Pick out every line holding the string "潘小雨John" and copy it.

--- Start of Data provided ---

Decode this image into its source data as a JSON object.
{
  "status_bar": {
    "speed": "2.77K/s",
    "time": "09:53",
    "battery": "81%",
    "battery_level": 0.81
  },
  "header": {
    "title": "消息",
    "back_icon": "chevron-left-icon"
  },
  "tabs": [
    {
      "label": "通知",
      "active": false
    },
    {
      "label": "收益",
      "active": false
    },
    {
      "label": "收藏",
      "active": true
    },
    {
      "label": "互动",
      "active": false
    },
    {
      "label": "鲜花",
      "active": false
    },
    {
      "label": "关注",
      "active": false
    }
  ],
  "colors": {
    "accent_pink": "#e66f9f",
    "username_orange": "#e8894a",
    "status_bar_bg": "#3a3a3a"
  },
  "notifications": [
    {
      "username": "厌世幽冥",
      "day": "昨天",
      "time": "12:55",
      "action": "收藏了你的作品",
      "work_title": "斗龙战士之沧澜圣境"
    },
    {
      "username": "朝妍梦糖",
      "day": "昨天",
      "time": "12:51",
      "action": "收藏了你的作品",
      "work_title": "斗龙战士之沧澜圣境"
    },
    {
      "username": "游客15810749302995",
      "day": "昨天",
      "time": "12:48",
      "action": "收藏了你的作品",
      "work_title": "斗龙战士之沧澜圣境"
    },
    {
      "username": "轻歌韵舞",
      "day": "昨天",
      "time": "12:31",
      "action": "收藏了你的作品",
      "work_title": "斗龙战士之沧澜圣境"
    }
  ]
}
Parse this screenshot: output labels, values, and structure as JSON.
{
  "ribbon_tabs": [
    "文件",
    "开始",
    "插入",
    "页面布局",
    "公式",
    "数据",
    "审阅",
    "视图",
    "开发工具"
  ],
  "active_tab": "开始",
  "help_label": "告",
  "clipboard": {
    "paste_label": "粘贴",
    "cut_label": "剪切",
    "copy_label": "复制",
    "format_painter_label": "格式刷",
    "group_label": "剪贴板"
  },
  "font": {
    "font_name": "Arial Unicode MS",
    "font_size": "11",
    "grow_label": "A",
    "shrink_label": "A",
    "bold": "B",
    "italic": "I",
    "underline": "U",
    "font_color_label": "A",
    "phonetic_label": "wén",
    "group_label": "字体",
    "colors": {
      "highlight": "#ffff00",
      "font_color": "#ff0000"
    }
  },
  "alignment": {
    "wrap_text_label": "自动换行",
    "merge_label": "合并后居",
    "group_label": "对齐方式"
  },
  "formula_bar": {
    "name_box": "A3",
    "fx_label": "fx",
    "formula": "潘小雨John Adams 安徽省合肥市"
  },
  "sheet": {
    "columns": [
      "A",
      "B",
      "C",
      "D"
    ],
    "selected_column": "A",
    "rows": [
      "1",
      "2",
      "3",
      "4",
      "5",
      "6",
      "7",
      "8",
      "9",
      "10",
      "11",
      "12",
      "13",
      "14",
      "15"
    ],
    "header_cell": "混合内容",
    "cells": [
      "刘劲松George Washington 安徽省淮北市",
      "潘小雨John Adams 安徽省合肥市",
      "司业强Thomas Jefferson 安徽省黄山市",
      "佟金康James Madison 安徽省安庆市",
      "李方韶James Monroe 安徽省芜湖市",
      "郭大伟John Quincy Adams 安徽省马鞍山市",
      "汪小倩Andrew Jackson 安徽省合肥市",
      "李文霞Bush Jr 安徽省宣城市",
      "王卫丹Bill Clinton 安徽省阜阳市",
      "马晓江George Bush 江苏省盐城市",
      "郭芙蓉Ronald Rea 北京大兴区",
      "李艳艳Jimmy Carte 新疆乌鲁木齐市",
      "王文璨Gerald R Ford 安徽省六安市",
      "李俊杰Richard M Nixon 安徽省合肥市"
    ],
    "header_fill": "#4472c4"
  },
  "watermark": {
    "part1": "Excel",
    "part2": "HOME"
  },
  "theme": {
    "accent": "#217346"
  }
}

--- End of Data provided ---

**Reply**:
    "formula": "潘小雨John Adams 安徽省合肥市"
      "潘小雨John Adams 安徽省合肥市",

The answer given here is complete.